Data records

- - - - - - -

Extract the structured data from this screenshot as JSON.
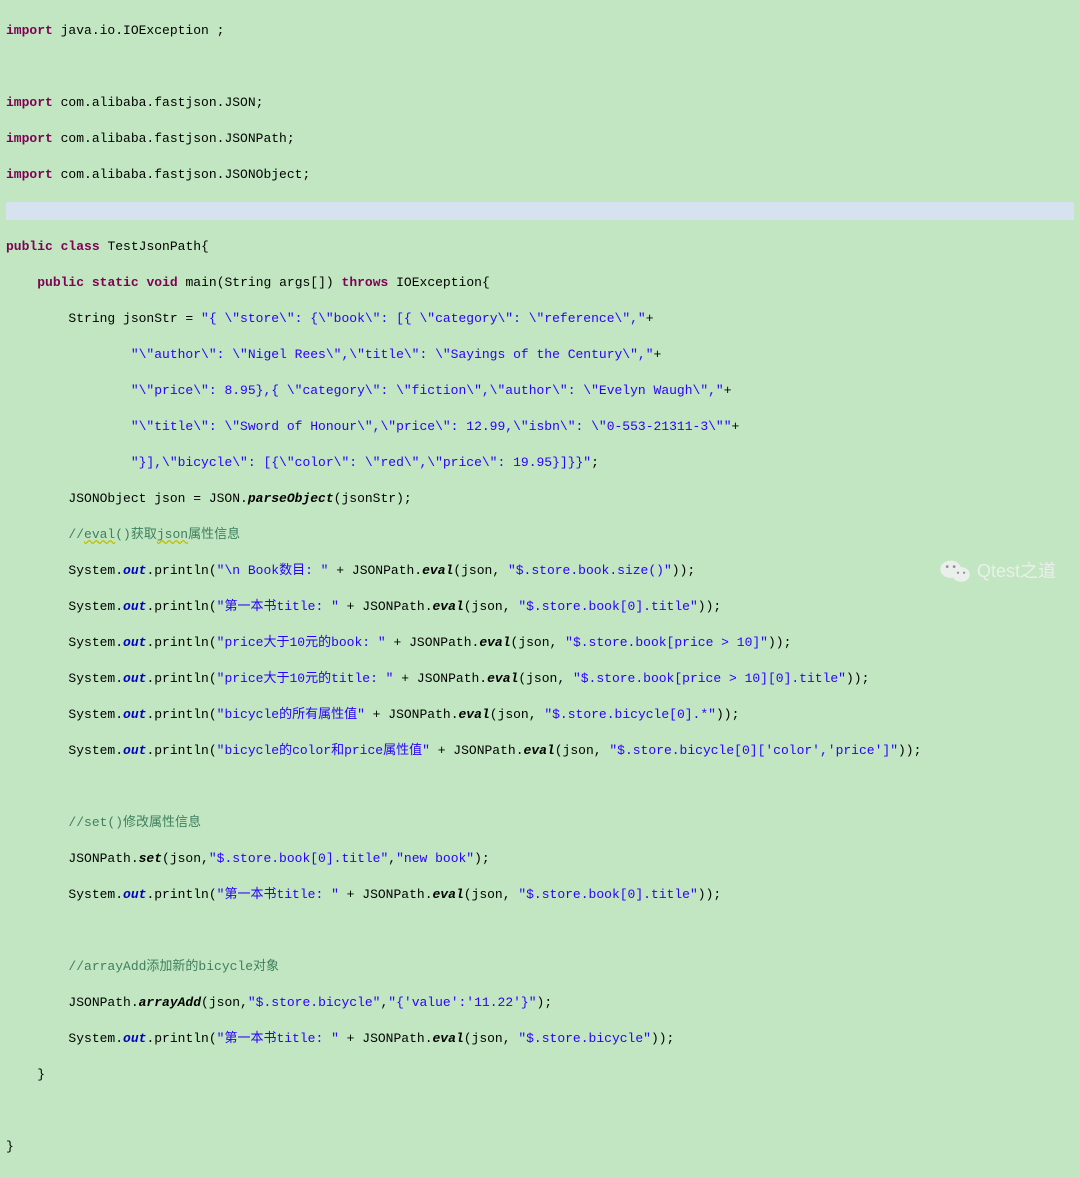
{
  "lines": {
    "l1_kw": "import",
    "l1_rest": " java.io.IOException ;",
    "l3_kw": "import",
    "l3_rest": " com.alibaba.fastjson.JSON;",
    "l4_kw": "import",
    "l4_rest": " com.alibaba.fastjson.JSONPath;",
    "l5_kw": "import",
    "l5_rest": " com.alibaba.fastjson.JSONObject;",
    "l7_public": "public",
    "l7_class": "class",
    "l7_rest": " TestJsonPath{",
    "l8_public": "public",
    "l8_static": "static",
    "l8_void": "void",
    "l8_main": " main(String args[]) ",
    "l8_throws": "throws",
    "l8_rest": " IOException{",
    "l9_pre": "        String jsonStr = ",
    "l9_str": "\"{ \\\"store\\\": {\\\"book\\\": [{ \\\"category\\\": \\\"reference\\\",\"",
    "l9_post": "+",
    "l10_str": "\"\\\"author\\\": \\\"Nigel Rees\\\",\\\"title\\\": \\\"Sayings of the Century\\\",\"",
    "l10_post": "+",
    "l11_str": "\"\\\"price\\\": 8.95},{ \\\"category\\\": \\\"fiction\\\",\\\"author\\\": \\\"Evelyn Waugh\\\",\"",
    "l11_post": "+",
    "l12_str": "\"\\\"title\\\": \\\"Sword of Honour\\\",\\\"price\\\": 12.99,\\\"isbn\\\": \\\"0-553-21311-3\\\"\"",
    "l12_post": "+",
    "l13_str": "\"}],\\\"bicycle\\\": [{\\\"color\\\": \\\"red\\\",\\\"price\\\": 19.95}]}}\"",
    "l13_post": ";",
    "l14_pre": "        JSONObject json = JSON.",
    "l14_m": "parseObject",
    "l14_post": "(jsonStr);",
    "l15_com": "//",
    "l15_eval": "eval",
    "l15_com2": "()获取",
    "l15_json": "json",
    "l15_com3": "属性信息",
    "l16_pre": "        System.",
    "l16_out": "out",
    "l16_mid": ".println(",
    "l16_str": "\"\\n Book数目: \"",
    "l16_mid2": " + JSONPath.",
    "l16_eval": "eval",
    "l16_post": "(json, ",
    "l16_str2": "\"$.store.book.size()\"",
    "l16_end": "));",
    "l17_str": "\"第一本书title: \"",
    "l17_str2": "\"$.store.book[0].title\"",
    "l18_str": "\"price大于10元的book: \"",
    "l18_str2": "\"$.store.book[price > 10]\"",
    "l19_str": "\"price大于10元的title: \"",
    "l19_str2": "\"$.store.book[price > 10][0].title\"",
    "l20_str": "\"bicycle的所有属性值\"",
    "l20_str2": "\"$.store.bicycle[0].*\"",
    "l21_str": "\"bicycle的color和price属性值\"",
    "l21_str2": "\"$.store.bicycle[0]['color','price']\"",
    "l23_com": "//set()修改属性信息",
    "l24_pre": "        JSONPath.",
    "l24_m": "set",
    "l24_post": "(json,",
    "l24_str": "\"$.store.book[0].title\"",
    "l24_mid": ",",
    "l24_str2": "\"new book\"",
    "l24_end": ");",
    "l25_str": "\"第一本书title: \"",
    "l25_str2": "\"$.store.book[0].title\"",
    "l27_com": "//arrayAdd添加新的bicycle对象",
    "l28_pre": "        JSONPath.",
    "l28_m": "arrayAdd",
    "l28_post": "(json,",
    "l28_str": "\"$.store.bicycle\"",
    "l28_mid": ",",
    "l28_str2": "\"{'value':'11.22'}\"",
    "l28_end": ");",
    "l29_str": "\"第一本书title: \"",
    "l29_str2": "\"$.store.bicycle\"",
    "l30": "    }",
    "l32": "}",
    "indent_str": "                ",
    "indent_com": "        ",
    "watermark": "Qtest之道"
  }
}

- - - - - - -

▸ **Exercise**
Reproduce the entries exactly. Do not carry over any picture.

▸ **Task answer**
Extract the structured data from this screenshot as JSON.
{
  "lines": {
    "l1_kw": "import",
    "l1_rest": " java.io.IOException ;",
    "l3_kw": "import",
    "l3_rest": " com.alibaba.fastjson.JSON;",
    "l4_kw": "import",
    "l4_rest": " com.alibaba.fastjson.JSONPath;",
    "l5_kw": "import",
    "l5_rest": " com.alibaba.fastjson.JSONObject;",
    "l7_public": "public",
    "l7_class": "class",
    "l7_rest": " TestJsonPath{",
    "l8_public": "public",
    "l8_static": "static",
    "l8_void": "void",
    "l8_main": " main(String args[]) ",
    "l8_throws": "throws",
    "l8_rest": " IOException{",
    "l9_pre": "        String jsonStr = ",
    "l9_str": "\"{ \\\"store\\\": {\\\"book\\\": [{ \\\"category\\\": \\\"reference\\\",\"",
    "l9_post": "+",
    "l10_str": "\"\\\"author\\\": \\\"Nigel Rees\\\",\\\"title\\\": \\\"Sayings of the Century\\\",\"",
    "l10_post": "+",
    "l11_str": "\"\\\"price\\\": 8.95},{ \\\"category\\\": \\\"fiction\\\",\\\"author\\\": \\\"Evelyn Waugh\\\",\"",
    "l11_post": "+",
    "l12_str": "\"\\\"title\\\": \\\"Sword of Honour\\\",\\\"price\\\": 12.99,\\\"isbn\\\": \\\"0-553-21311-3\\\"\"",
    "l12_post": "+",
    "l13_str": "\"}],\\\"bicycle\\\": [{\\\"color\\\": \\\"red\\\",\\\"price\\\": 19.95}]}}\"",
    "l13_post": ";",
    "l14_pre": "        JSONObject json = JSON.",
    "l14_m": "parseObject",
    "l14_post": "(jsonStr);",
    "l15_com": "//",
    "l15_eval": "eval",
    "l15_com2": "()获取",
    "l15_json": "json",
    "l15_com3": "属性信息",
    "l16_pre": "        System.",
    "l16_out": "out",
    "l16_mid": ".println(",
    "l16_str": "\"\\n Book数目: \"",
    "l16_mid2": " + JSONPath.",
    "l16_eval": "eval",
    "l16_post": "(json, ",
    "l16_str2": "\"$.store.book.size()\"",
    "l16_end": "));",
    "l17_str": "\"第一本书title: \"",
    "l17_str2": "\"$.store.book[0].title\"",
    "l18_str": "\"price大于10元的book: \"",
    "l18_str2": "\"$.store.book[price > 10]\"",
    "l19_str": "\"price大于10元的title: \"",
    "l19_str2": "\"$.store.book[price > 10][0].title\"",
    "l20_str": "\"bicycle的所有属性值\"",
    "l20_str2": "\"$.store.bicycle[0].*\"",
    "l21_str": "\"bicycle的color和price属性值\"",
    "l21_str2": "\"$.store.bicycle[0]['color','price']\"",
    "l23_com": "//set()修改属性信息",
    "l24_pre": "        JSONPath.",
    "l24_m": "set",
    "l24_post": "(json,",
    "l24_str": "\"$.store.book[0].title\"",
    "l24_mid": ",",
    "l24_str2": "\"new book\"",
    "l24_end": ");",
    "l25_str": "\"第一本书title: \"",
    "l25_str2": "\"$.store.book[0].title\"",
    "l27_com": "//arrayAdd添加新的bicycle对象",
    "l28_pre": "        JSONPath.",
    "l28_m": "arrayAdd",
    "l28_post": "(json,",
    "l28_str": "\"$.store.bicycle\"",
    "l28_mid": ",",
    "l28_str2": "\"{'value':'11.22'}\"",
    "l28_end": ");",
    "l29_str": "\"第一本书title: \"",
    "l29_str2": "\"$.store.bicycle\"",
    "l30": "    }",
    "l32": "}",
    "indent_str": "                ",
    "indent_com": "        ",
    "watermark": "Qtest之道"
  }
}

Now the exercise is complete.